• What is required
Identify the lines that contain the string "Государственная" and copy all of them.

Data extracted from a collection
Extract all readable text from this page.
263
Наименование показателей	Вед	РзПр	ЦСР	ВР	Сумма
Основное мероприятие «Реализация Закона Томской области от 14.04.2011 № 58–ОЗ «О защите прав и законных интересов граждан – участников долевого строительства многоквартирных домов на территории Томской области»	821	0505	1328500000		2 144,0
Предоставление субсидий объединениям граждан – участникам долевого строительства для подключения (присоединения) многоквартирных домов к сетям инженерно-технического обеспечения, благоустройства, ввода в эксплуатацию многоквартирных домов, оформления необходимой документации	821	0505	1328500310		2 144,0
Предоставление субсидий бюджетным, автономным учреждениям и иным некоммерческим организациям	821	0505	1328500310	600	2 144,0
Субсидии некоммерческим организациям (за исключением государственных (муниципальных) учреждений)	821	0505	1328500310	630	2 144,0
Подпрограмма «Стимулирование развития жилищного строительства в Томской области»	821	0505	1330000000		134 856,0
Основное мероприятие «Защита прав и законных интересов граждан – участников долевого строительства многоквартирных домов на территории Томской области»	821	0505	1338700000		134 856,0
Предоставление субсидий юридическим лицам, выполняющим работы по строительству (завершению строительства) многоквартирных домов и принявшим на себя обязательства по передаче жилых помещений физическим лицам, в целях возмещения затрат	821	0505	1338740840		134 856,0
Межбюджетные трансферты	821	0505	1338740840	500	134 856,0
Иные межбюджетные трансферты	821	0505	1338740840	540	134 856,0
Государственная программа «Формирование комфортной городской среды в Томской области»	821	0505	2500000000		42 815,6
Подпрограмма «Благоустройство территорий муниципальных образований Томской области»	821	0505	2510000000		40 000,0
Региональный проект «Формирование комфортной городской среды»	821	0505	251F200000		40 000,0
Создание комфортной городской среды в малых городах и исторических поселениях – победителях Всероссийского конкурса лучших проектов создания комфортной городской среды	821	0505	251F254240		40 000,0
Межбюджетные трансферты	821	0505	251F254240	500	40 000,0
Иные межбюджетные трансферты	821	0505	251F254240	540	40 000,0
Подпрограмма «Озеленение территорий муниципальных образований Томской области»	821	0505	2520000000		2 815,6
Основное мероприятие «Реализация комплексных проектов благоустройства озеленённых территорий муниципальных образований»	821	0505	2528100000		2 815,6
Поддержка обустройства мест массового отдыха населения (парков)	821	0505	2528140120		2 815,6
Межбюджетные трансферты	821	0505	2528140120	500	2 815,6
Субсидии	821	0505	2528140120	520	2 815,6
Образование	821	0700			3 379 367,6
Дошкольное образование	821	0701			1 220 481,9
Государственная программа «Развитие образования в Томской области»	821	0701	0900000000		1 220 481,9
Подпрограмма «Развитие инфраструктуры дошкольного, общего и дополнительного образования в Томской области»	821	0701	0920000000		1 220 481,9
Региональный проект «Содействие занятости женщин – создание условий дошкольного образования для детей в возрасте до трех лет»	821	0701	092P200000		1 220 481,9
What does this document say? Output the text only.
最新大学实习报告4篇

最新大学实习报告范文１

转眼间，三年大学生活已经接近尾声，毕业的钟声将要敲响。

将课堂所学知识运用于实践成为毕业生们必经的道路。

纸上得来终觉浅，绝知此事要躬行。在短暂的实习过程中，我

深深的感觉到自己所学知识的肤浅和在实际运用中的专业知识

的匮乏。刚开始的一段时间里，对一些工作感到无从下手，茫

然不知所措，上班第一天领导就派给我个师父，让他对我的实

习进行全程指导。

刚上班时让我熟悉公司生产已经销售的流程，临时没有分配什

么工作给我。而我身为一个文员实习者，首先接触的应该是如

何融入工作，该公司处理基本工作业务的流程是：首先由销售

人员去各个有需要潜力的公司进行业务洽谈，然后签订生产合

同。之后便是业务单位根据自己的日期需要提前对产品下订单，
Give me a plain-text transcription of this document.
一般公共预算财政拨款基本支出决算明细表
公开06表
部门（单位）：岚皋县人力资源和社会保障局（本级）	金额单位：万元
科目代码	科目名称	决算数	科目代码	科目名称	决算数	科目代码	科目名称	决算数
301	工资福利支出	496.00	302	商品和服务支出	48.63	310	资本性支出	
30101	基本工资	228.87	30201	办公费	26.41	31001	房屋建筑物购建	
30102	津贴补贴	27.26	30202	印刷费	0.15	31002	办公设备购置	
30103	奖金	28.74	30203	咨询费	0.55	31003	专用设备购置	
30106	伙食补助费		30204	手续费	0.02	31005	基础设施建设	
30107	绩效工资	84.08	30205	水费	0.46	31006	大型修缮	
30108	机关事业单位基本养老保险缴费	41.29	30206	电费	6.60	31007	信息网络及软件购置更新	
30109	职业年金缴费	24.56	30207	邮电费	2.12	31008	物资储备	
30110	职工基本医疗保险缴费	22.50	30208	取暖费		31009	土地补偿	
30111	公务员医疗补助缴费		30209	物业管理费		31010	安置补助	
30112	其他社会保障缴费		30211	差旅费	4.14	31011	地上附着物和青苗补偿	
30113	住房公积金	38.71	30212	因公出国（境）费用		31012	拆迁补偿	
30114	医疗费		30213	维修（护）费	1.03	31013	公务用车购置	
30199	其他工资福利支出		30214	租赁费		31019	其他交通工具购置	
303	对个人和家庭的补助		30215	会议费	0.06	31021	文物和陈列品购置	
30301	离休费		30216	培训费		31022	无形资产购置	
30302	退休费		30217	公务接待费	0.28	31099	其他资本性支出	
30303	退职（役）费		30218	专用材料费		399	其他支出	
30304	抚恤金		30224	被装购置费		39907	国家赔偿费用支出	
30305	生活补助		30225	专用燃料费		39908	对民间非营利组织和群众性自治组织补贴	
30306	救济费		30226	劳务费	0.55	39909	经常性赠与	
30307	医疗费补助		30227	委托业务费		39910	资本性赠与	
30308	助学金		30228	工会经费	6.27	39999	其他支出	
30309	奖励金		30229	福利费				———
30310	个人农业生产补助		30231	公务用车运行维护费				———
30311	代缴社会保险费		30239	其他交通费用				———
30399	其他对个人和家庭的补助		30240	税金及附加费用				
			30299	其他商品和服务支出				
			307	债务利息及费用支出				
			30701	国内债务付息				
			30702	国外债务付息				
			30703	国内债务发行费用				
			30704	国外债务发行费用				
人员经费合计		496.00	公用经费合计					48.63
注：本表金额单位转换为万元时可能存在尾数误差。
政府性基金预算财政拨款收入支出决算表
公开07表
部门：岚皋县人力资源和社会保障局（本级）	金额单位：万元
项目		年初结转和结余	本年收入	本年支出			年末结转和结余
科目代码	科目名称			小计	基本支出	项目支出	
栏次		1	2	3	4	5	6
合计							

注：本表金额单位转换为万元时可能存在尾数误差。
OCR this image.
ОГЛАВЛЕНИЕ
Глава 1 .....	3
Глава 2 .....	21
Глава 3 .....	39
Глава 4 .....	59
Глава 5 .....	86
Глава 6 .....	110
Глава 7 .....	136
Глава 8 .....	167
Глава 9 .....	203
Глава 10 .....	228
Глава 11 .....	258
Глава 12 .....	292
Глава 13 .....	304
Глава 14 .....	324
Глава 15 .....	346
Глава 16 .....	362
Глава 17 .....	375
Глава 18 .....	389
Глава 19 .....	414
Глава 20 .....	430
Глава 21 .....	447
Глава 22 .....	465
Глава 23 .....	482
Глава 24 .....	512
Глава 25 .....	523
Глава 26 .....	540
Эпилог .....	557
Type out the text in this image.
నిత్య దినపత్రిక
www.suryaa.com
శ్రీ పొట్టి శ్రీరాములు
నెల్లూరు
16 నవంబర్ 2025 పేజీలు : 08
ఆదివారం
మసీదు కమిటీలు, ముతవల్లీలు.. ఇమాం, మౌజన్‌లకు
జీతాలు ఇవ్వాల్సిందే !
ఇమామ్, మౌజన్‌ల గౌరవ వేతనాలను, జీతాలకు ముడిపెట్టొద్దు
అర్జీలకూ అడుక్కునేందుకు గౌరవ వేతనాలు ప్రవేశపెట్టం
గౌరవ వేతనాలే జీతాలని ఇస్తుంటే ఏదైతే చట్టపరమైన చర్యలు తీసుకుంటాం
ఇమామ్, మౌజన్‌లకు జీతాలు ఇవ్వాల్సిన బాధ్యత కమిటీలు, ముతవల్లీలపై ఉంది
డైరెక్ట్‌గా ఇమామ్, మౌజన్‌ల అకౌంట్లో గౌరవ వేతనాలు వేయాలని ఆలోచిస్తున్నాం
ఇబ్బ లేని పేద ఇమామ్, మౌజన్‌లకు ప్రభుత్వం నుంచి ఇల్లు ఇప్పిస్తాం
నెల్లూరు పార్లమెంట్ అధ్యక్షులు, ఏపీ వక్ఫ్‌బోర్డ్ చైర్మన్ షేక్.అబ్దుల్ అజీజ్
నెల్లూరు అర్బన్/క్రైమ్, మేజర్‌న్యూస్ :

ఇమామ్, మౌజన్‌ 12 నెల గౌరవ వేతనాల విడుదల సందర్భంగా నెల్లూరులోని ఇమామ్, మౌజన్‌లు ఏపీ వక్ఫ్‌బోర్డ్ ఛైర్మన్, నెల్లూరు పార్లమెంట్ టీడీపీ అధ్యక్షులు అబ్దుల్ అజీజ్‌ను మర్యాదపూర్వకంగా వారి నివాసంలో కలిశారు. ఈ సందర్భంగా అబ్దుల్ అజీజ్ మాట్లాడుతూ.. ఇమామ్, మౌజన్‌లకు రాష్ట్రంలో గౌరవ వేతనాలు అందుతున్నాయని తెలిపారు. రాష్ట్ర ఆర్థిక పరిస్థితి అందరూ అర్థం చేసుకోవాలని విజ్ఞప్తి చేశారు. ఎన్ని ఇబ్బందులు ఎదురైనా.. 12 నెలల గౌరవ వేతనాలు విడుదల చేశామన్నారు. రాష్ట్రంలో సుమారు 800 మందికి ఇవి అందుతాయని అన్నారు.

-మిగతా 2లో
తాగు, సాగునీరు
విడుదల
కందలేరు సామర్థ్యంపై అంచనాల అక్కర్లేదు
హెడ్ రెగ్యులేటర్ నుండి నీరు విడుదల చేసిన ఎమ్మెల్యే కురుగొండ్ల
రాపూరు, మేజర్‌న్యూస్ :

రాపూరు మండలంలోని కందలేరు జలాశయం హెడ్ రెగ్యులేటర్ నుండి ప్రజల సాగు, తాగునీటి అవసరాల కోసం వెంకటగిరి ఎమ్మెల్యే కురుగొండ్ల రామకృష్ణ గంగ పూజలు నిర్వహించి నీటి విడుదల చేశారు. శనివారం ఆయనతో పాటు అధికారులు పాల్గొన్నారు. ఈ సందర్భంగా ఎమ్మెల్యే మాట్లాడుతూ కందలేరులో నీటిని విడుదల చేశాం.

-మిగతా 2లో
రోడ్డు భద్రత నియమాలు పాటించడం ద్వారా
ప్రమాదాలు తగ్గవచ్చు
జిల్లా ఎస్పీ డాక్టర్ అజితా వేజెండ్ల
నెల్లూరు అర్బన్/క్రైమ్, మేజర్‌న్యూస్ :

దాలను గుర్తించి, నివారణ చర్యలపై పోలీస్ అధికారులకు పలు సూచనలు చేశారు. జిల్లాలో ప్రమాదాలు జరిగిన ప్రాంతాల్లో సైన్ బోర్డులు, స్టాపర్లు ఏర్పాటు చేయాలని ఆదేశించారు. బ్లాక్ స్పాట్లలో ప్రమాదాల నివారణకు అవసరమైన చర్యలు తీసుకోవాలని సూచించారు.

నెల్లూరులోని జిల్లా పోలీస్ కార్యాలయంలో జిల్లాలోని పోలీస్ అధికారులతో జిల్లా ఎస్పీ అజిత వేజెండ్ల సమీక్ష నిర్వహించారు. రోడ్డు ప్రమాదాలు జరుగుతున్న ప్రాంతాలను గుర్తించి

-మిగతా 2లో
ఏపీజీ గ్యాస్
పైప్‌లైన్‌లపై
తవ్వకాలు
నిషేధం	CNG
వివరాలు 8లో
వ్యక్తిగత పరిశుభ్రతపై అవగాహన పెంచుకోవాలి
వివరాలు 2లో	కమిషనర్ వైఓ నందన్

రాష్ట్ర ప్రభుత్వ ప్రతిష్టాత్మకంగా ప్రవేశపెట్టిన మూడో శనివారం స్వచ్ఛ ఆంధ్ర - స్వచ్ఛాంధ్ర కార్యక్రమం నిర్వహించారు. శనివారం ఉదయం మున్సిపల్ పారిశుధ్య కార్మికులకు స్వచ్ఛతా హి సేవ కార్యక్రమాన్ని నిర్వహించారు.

• Task output
Государственная программа «Формирование комфортной городской среды в Томской области»	821	0505	2500000000		42 815,6
Государственная программа «Развитие образования в Томской области»	821	0701	0900000000		1 220 481,9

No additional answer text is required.